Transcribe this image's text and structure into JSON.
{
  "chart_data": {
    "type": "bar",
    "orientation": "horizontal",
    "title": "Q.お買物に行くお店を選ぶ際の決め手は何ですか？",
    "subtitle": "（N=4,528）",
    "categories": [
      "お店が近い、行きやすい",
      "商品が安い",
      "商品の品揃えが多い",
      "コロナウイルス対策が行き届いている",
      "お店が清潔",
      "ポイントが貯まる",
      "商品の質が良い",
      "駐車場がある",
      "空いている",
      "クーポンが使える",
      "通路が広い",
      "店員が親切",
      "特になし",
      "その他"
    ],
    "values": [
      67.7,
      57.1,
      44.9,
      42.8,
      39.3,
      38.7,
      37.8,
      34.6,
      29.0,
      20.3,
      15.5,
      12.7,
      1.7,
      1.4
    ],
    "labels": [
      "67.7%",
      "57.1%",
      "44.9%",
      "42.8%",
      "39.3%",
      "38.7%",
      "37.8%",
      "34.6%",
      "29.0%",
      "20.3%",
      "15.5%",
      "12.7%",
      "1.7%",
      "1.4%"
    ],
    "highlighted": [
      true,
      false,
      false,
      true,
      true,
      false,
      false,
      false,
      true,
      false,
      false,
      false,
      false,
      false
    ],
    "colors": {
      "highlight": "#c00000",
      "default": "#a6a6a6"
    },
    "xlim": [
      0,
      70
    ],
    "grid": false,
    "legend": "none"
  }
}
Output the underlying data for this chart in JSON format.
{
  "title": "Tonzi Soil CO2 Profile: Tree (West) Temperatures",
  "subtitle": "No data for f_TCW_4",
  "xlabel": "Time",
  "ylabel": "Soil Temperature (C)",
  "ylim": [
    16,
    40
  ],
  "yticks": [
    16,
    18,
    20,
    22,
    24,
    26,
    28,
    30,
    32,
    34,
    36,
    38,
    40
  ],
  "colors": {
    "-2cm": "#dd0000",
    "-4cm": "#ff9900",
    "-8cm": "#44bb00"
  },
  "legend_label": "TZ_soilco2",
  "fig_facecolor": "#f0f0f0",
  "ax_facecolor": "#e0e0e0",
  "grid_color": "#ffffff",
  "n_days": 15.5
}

-=-=-=-=-

▶ [WRITTEN PROBLEM]
Output the complete data exactly as written.

▶ [SOLUTION BELOW]
Transcribe this image's text and structure into JSON.
{
  "chart_data": {
    "type": "bar",
    "orientation": "horizontal",
    "title": "Q.お買物に行くお店を選ぶ際の決め手は何ですか？",
    "subtitle": "（N=4,528）",
    "categories": [
      "お店が近い、行きやすい",
      "商品が安い",
      "商品の品揃えが多い",
      "コロナウイルス対策が行き届いている",
      "お店が清潔",
      "ポイントが貯まる",
      "商品の質が良い",
      "駐車場がある",
      "空いている",
      "クーポンが使える",
      "通路が広い",
      "店員が親切",
      "特になし",
      "その他"
    ],
    "values": [
      67.7,
      57.1,
      44.9,
      42.8,
      39.3,
      38.7,
      37.8,
      34.6,
      29.0,
      20.3,
      15.5,
      12.7,
      1.7,
      1.4
    ],
    "labels": [
      "67.7%",
      "57.1%",
      "44.9%",
      "42.8%",
      "39.3%",
      "38.7%",
      "37.8%",
      "34.6%",
      "29.0%",
      "20.3%",
      "15.5%",
      "12.7%",
      "1.7%",
      "1.4%"
    ],
    "highlighted": [
      true,
      false,
      false,
      true,
      true,
      false,
      false,
      false,
      true,
      false,
      false,
      false,
      false,
      false
    ],
    "colors": {
      "highlight": "#c00000",
      "default": "#a6a6a6"
    },
    "xlim": [
      0,
      70
    ],
    "grid": false,
    "legend": "none"
  }
}
Output the underlying data for this chart in JSON format.
{
  "title": "Tonzi Soil CO2 Profile: Tree (West) Temperatures",
  "subtitle": "No data for f_TCW_4",
  "xlabel": "Time",
  "ylabel": "Soil Temperature (C)",
  "ylim": [
    16,
    40
  ],
  "yticks": [
    16,
    18,
    20,
    22,
    24,
    26,
    28,
    30,
    32,
    34,
    36,
    38,
    40
  ],
  "colors": {
    "-2cm": "#dd0000",
    "-4cm": "#ff9900",
    "-8cm": "#44bb00"
  },
  "legend_label": "TZ_soilco2",
  "fig_facecolor": "#f0f0f0",
  "ax_facecolor": "#e0e0e0",
  "grid_color": "#ffffff",
  "n_days": 15.5
}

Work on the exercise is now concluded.